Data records

--- begin ---

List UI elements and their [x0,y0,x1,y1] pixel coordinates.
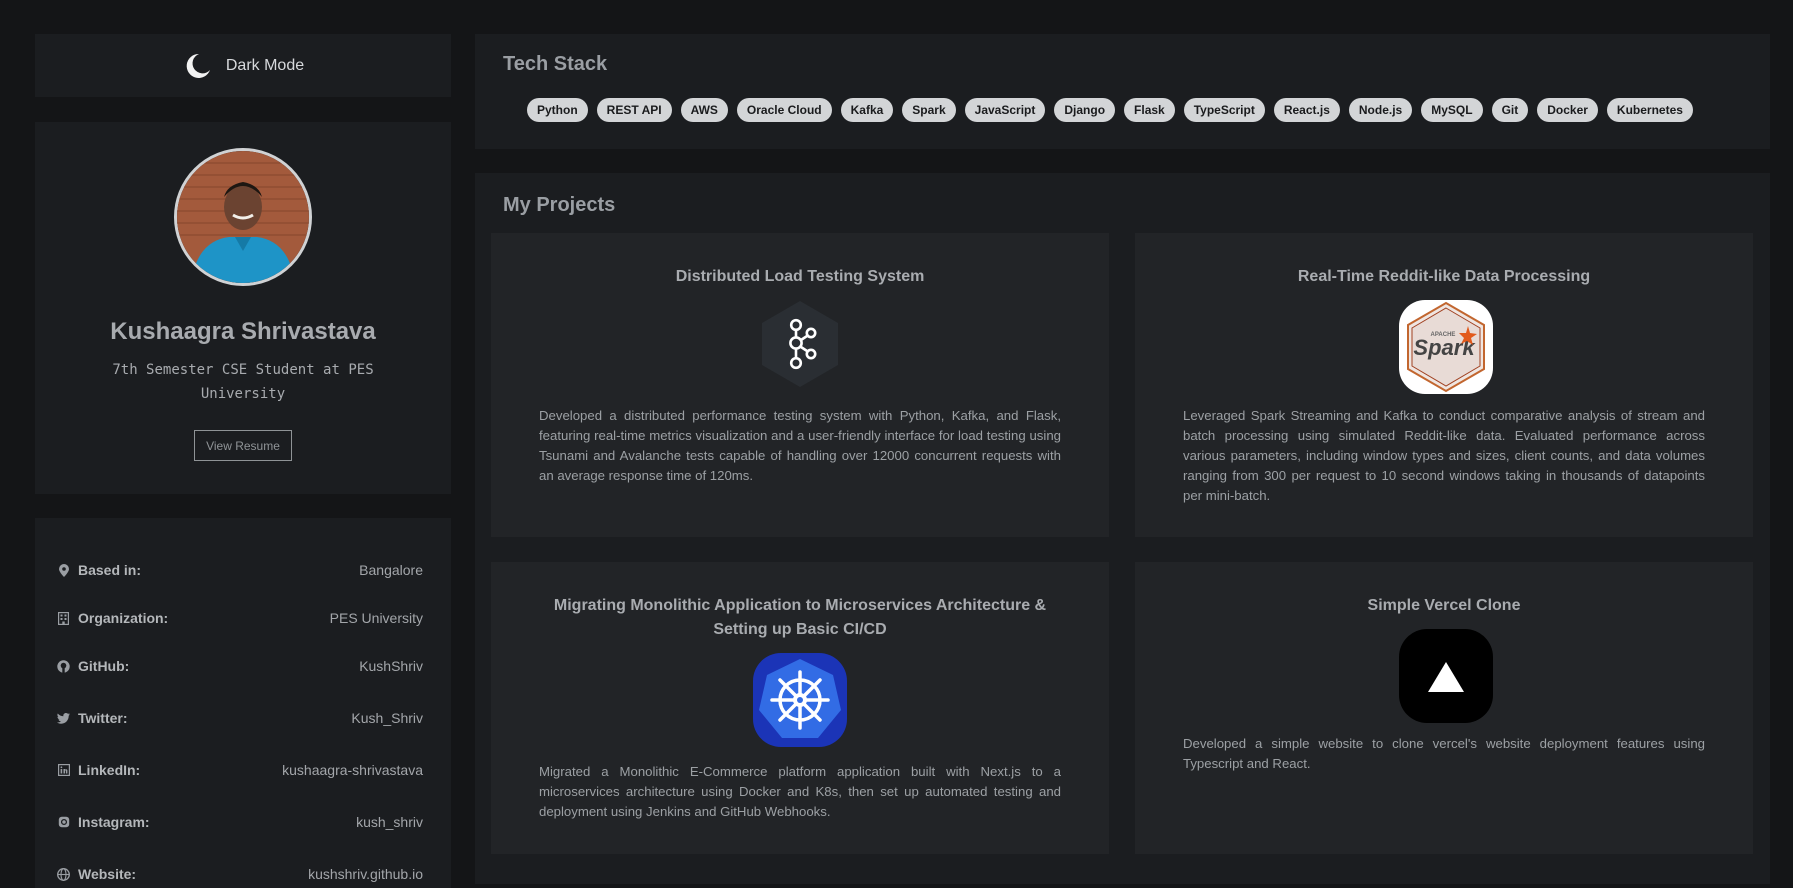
info-row-twitter: Twitter: Kush_Shriv [57,708,423,728]
profile-name: Kushaagra Shrivastava [110,318,376,345]
avatar [174,148,312,286]
website-link[interactable]: kushshriv.github.io [308,866,423,882]
kafka-logo-icon [755,299,845,389]
linkedin-link[interactable]: kushaagra-shrivastava [282,762,423,778]
project-card[interactable]: Distributed Load Testing System Develope… [491,233,1109,537]
tech-tag: REST API [596,98,672,122]
vercel-logo-icon [1398,628,1494,724]
info-row-organization: Organization: PES University [57,608,423,628]
tech-tag: JavaScript [964,98,1046,122]
view-resume-button[interactable]: View Resume [194,430,292,461]
info-row-linkedin: LinkedIn: kushaagra-shrivastava [57,760,423,780]
info-key: Twitter: [78,710,128,726]
moon-icon [182,51,212,81]
project-title: Real-Time Reddit-like Data Processing [1297,268,1591,285]
map-pin-icon [57,563,70,577]
github-icon [57,659,70,673]
tech-tag: Node.js [1348,98,1413,122]
project-description: Migrated a Monolithic E-Commerce platfor… [539,764,1061,819]
info-key: Organization: [78,610,169,626]
info-value: Bangalore [359,562,423,578]
project-description: Developed a simple website to clone verc… [1183,736,1705,771]
tech-tag: Kafka [840,98,894,122]
instagram-icon [57,816,70,829]
tech-tag: Docker [1537,98,1598,122]
twitter-icon [57,712,70,725]
info-row-based-in: Based in: Bangalore [57,560,423,580]
project-card[interactable]: Real-Time Reddit-like Data Processing AP… [1135,233,1753,537]
tech-stack-title: Tech Stack [503,53,608,75]
dark-mode-label: Dark Mode [225,56,305,74]
info-row-github: GitHub: KushShriv [57,656,423,676]
projects-section: My Projects Distributed Load Testing Sys… [475,173,1770,884]
tech-tag: MySQL [1421,98,1483,122]
project-card[interactable]: Simple Vercel Clone Developed a simple w… [1135,562,1753,854]
tech-tag: Git [1491,98,1529,122]
info-key: Website: [78,866,137,882]
dark-mode-toggle[interactable]: Dark Mode [35,34,451,97]
project-title: Simple Vercel Clone [1367,597,1521,614]
projects-title: My Projects [503,194,616,216]
project-description: Developed a distributed performance test… [539,408,1061,483]
spark-logo-icon: APACHE Spark [1398,299,1494,395]
info-row-instagram: Instagram: kush_shriv [57,812,423,832]
info-key: Instagram: [78,814,150,830]
info-key: LinkedIn: [78,762,141,778]
profile-card: Kushaagra Shrivastava 7th Semester CSE S… [35,122,451,494]
twitter-link[interactable]: Kush_Shriv [351,710,423,726]
tech-stack-section: Tech Stack Python REST API AWS Oracle Cl… [475,34,1770,149]
project-title: Distributed Load Testing System [675,268,925,285]
tech-tag-list: Python REST API AWS Oracle Cloud Kafka S… [527,98,1693,122]
project-description: Leveraged Spark Streaming and Kafka to c… [1183,408,1705,503]
linkedin-icon [57,764,70,777]
project-card[interactable]: Migrating Monolithic Application to Micr… [491,562,1109,854]
profile-subtitle: 7th Semester CSE Student at PES Universi… [112,362,374,402]
globe-icon [57,867,70,881]
info-row-website: Website: kushshriv.github.io [57,864,423,884]
info-value: PES University [329,610,423,626]
info-key: GitHub: [78,658,130,674]
building-icon [57,611,70,625]
tech-tag: AWS [680,98,728,122]
tech-tag: React.js [1273,98,1340,122]
github-link[interactable]: KushShriv [359,658,423,674]
instagram-link[interactable]: kush_shriv [356,814,423,830]
tech-tag: Flask [1124,98,1175,122]
tech-tag: Oracle Cloud [736,98,832,122]
project-title: Migrating Monolithic Application to Micr… [553,597,1047,638]
info-key: Based in: [78,562,142,578]
tech-tag: TypeScript [1183,98,1265,122]
kubernetes-logo-icon [751,652,849,748]
tech-tag: Kubernetes [1606,98,1693,122]
tech-tag: Django [1054,98,1116,122]
tech-tag: Python [527,98,588,122]
tech-tag: Spark [902,98,956,122]
info-card: Based in: Bangalore Organization: PES Un… [35,518,451,888]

--- end ---

Written instruction: Rewrite every line of the items above as a JSON list of strings, one string per line, skipping blank lines and leaving out the pictures.

Exercise result:
[
  "List UI elements and their [x0,y0,x1,y1] pixel coordinates.",
  "info-row-twitter: Twitter: Kush_Shriv [57,708,423,728]",
  "profile-name: Kushaagra Shrivastava [110,318,376,345]",
  "avatar [174,148,312,286]",
  "website-link[interactable]: kushshriv.github.io [308,866,423,882]",
  "kafka-logo-icon [755,299,845,389]",
  "linkedin-link[interactable]: kushaagra-shrivastava [282,762,423,778]",
  "project-card[interactable]: Distributed Load Testing System Develope… [491,233,1109,537]",
  "tech-tag: REST API [596,98,672,122]",
  "vercel-logo-icon [1398,628,1494,724]",
  "info-row-organization: Organization: PES University [57,608,423,628]",
  "tech-tag: JavaScript [964,98,1046,122]",
  "view-resume-button[interactable]: View Resume [194,430,292,461]",
  "info-row-linkedin: LinkedIn: kushaagra-shrivastava [57,760,423,780]",
  "info-key: Twitter: [78,710,128,726]",
  "moon-icon [182,51,212,81]",
  "project-title: Real-Time Reddit-like Data Processing [1297,268,1591,285]",
  "map-pin-icon [57,563,70,577]",
  "github-icon [57,659,70,673]",
  "tech-tag: Node.js [1348,98,1413,122]",
  "project-description: Migrated a Monolithic E-Commerce platfor… [539,764,1061,819]",
  "info-key: Organization: [78,610,169,626]",
  "info-value: Bangalore [359,562,423,578]",
  "project-description: Developed a simple website to clone verc… [1183,736,1705,771]",
  "tech-tag: Kafka [840,98,894,122]",
  "instagram-icon [57,816,70,829]",
  "tech-tag: Docker [1537,98,1598,122]",
  "twitter-icon [57,712,70,725]",
  "info-row-based-in: Based in: Bangalore [57,560,423,580]",
  "project-card[interactable]: Real-Time Reddit-like Data Processing AP… [1135,233,1753,537]",
  "tech-stack-title: Tech Stack [503,53,608,75]",
  "dark-mode-label: Dark Mode [225,56,305,74]",
  "info-row-github: GitHub: KushShriv [57,656,423,676]",
  "projects-section: My Projects Distributed Load Testing Sys… [475,173,1770,884]",
  "tech-tag: MySQL [1421,98,1483,122]",
  "project-card[interactable]: Simple Vercel Clone Developed a simple w… [1135,562,1753,854]",
  "tech-tag: Git [1491,98,1529,122]",
  "info-key: Website: [78,866,137,882]",
  "dark-mode-toggle[interactable]: Dark Mode [35,34,451,97]",
  "project-title: Simple Vercel Clone [1367,597,1521,614]",
  "projects-title: My Projects [503,194,616,216]",
  "project-description: Developed a distributed performance test… [539,408,1061,483]",
  "spark-logo-icon: APACHE Spark [1398,299,1494,395]",
  "info-row-instagram: Instagram: kush_shriv [57,812,423,832]",
  "info-key: Instagram: [78,814,150,830]",
  "info-key: LinkedIn: [78,762,141,778]",
  "profile-card: Kushaagra Shrivastava 7th Semester CSE S… [35,122,451,494]",
  "twitter-link[interactable]: Kush_Shriv [351,710,423,726]",
  "tech-stack-section: Tech Stack Python REST API AWS Oracle Cl… [475,34,1770,149]",
  "project-title: Distributed Load Testing System [675,268,925,285]",
  "tech-tag-list: Python REST API AWS Oracle Cloud Kafka S… [527,98,1693,122]",
  "project-description: Leveraged Spark Streaming and Kafka to c… [1183,408,1705,503]",
  "linkedin-icon [57,764,70,777]",
  "project-card[interactable]: Migrating Monolithic Application to Micr… [491,562,1109,854]",
  "profile-subtitle: 7th Semester CSE Student at PES Universi… [112,362,374,402]",
  "globe-icon [57,867,70,881]",
  "info-row-website: Website: kushshriv.github.io [57,864,423,884]",
  "info-value: PES University [329,610,423,626]",
  "info-key: GitHub: [78,658,130,674]",
  "building-icon [57,611,70,625]",
  "tech-tag: AWS [680,98,728,122]",
  "tech-tag: React.js [1273,98,1340,122]",
  "github-link[interactable]: KushShriv [359,658,423,674]",
  "instagram-link[interactable]: kush_shriv [356,814,423,830]",
  "tech-tag: Flask [1124,98,1175,122]",
  "tech-tag: Oracle Cloud [736,98,832,122]",
  "project-title: Migrating Monolithic Application to Micr… [553,597,1047,638]",
  "info-key: Based in: [78,562,142,578]",
  "tech-tag: TypeScript [1183,98,1265,122]",
  "kubernetes-logo-icon [751,652,849,748]",
  "tech-tag: Kubernetes [1606,98,1693,122]",
  "tech-tag: Django [1054,98,1116,122]",
  "tech-tag: Python [527,98,588,122]",
  "tech-tag: Spark [902,98,956,122]",
  "info-card: Based in: Bangalore Organization: PES Un… [35,518,451,888]"
]